▶ TASK DIRECTIONS
Reproduce the following listing line for line, with no changes.

▶ RECORDS PROVIDED
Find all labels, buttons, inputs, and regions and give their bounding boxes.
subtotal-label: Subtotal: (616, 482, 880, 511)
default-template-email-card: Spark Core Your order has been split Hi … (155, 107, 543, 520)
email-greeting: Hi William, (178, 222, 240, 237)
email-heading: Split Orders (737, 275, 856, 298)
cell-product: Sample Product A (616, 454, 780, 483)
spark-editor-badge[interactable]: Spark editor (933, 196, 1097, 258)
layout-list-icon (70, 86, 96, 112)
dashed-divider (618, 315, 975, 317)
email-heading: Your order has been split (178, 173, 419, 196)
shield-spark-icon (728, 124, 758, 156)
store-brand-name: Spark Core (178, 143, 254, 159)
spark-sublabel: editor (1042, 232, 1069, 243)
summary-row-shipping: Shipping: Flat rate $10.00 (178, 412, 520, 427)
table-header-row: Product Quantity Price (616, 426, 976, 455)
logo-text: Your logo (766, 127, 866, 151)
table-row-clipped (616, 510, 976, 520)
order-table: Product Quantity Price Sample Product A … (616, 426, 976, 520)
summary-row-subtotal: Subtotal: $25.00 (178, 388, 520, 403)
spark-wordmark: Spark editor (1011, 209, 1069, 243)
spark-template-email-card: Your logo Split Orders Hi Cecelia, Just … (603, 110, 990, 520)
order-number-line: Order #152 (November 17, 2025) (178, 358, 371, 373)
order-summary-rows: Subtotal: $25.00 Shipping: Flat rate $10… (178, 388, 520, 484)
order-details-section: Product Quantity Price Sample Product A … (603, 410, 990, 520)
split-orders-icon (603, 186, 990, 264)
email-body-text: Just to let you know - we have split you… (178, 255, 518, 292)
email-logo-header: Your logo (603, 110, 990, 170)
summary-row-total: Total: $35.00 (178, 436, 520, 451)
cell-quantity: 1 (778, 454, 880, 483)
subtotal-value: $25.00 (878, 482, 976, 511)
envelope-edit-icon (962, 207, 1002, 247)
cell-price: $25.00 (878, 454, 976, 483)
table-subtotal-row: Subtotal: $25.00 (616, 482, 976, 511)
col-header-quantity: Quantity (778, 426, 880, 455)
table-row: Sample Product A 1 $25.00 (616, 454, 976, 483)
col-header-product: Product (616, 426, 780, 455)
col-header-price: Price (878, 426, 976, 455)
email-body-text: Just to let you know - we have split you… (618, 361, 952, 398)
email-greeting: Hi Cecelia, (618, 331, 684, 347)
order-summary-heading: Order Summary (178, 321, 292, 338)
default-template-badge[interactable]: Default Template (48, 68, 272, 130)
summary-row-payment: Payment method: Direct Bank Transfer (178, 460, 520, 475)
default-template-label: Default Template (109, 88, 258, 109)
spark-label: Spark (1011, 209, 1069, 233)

▶ WRITTEN RESPONSE
Find all labels, buttons, inputs, and regions and give their bounding boxes.
subtotal-label: Subtotal: (616, 482, 880, 511)
default-template-email-card: Spark Core Your order has been split Hi … (155, 107, 543, 520)
email-greeting: Hi William, (178, 222, 240, 237)
email-heading: Split Orders (737, 275, 856, 298)
cell-product: Sample Product A (616, 454, 780, 483)
spark-editor-badge[interactable]: Spark editor (933, 196, 1097, 258)
layout-list-icon (70, 86, 96, 112)
dashed-divider (618, 315, 975, 317)
email-heading: Your order has been split (178, 173, 419, 196)
shield-spark-icon (728, 124, 758, 156)
store-brand-name: Spark Core (178, 143, 254, 159)
spark-sublabel: editor (1042, 232, 1069, 243)
summary-row-shipping: Shipping: Flat rate $10.00 (178, 412, 520, 427)
table-header-row: Product Quantity Price (616, 426, 976, 455)
logo-text: Your logo (766, 127, 866, 151)
table-row-clipped (616, 510, 976, 520)
order-table: Product Quantity Price Sample Product A … (616, 426, 976, 520)
summary-row-subtotal: Subtotal: $25.00 (178, 388, 520, 403)
spark-wordmark: Spark editor (1011, 209, 1069, 243)
spark-template-email-card: Your logo Split Orders Hi Cecelia, Just … (603, 110, 990, 520)
order-number-line: Order #152 (November 17, 2025) (178, 358, 371, 373)
order-summary-rows: Subtotal: $25.00 Shipping: Flat rate $10… (178, 388, 520, 484)
order-details-section: Product Quantity Price Sample Product A … (603, 410, 990, 520)
split-orders-icon (603, 186, 990, 264)
email-body-text: Just to let you know - we have split you… (178, 255, 518, 292)
email-logo-header: Your logo (603, 110, 990, 170)
summary-row-total: Total: $35.00 (178, 436, 520, 451)
cell-quantity: 1 (778, 454, 880, 483)
subtotal-value: $25.00 (878, 482, 976, 511)
envelope-edit-icon (962, 207, 1002, 247)
cell-price: $25.00 (878, 454, 976, 483)
table-subtotal-row: Subtotal: $25.00 (616, 482, 976, 511)
col-header-quantity: Quantity (778, 426, 880, 455)
table-row: Sample Product A 1 $25.00 (616, 454, 976, 483)
col-header-product: Product (616, 426, 780, 455)
col-header-price: Price (878, 426, 976, 455)
email-body-text: Just to let you know - we have split you… (618, 361, 952, 398)
email-greeting: Hi Cecelia, (618, 331, 684, 347)
order-summary-heading: Order Summary (178, 321, 292, 338)
default-template-badge[interactable]: Default Template (48, 68, 272, 130)
summary-row-payment: Payment method: Direct Bank Transfer (178, 460, 520, 475)
default-template-label: Default Template (109, 88, 258, 109)
spark-label: Spark (1011, 209, 1069, 233)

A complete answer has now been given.